**Aim**.
Could you print the lines from the one containing "Segment this chart: for" up to and including the one containing "671, 1042, 689]", reproducing them character for character and giving no other lines?

**The data**.
_ _ _ _ _
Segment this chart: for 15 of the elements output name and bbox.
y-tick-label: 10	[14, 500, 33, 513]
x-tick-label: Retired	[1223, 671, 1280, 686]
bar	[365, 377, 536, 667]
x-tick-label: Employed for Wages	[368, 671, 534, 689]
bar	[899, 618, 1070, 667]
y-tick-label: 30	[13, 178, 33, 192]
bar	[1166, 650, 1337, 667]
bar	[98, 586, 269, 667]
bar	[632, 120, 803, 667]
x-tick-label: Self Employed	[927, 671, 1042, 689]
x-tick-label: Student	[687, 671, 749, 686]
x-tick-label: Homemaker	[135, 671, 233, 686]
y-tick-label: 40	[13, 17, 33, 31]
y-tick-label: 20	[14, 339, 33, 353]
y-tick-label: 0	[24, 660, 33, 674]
_ _ _ _ _
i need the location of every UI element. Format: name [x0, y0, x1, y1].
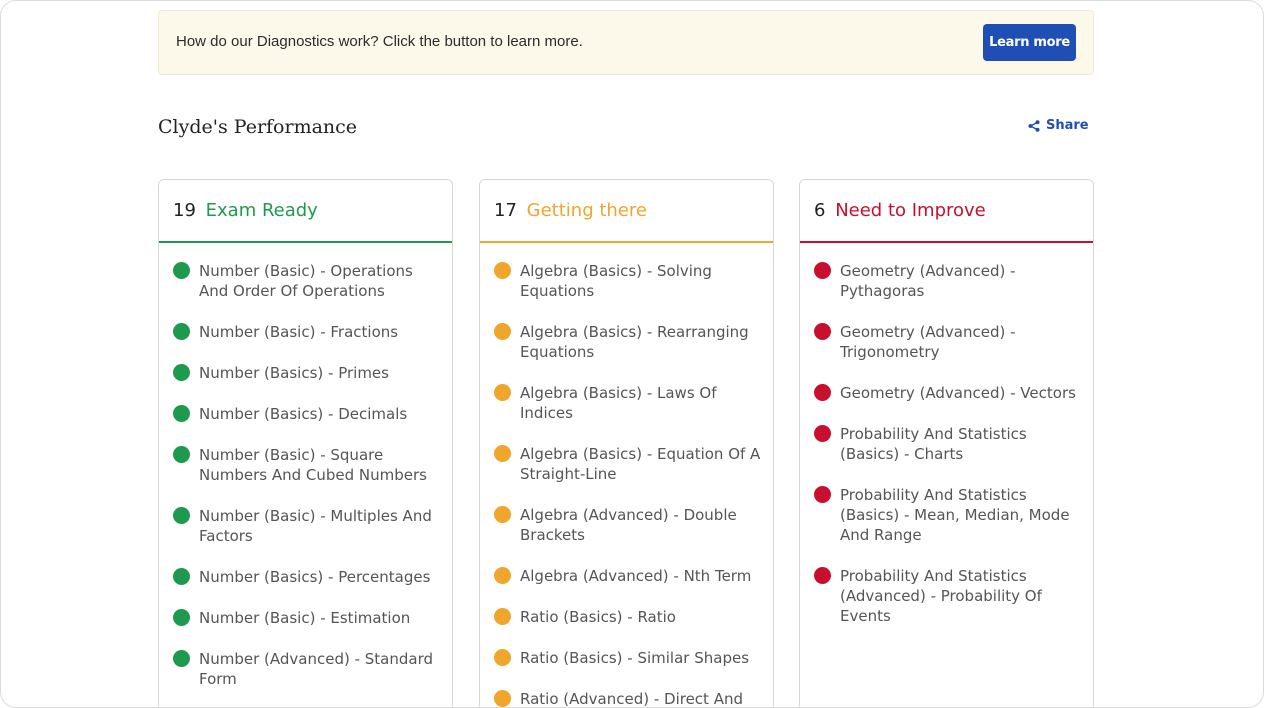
_ _ _ _ _
**Task answer**.
Segment this chart: for 15 of the elements output name and bbox.
y-tick-label: 10	[14, 500, 33, 513]
x-tick-label: Retired	[1223, 671, 1280, 686]
bar	[365, 377, 536, 667]
x-tick-label: Employed for Wages	[368, 671, 534, 689]
bar	[899, 618, 1070, 667]
y-tick-label: 30	[13, 178, 33, 192]
bar	[1166, 650, 1337, 667]
bar	[98, 586, 269, 667]
bar	[632, 120, 803, 667]
x-tick-label: Self Employed	[927, 671, 1042, 689]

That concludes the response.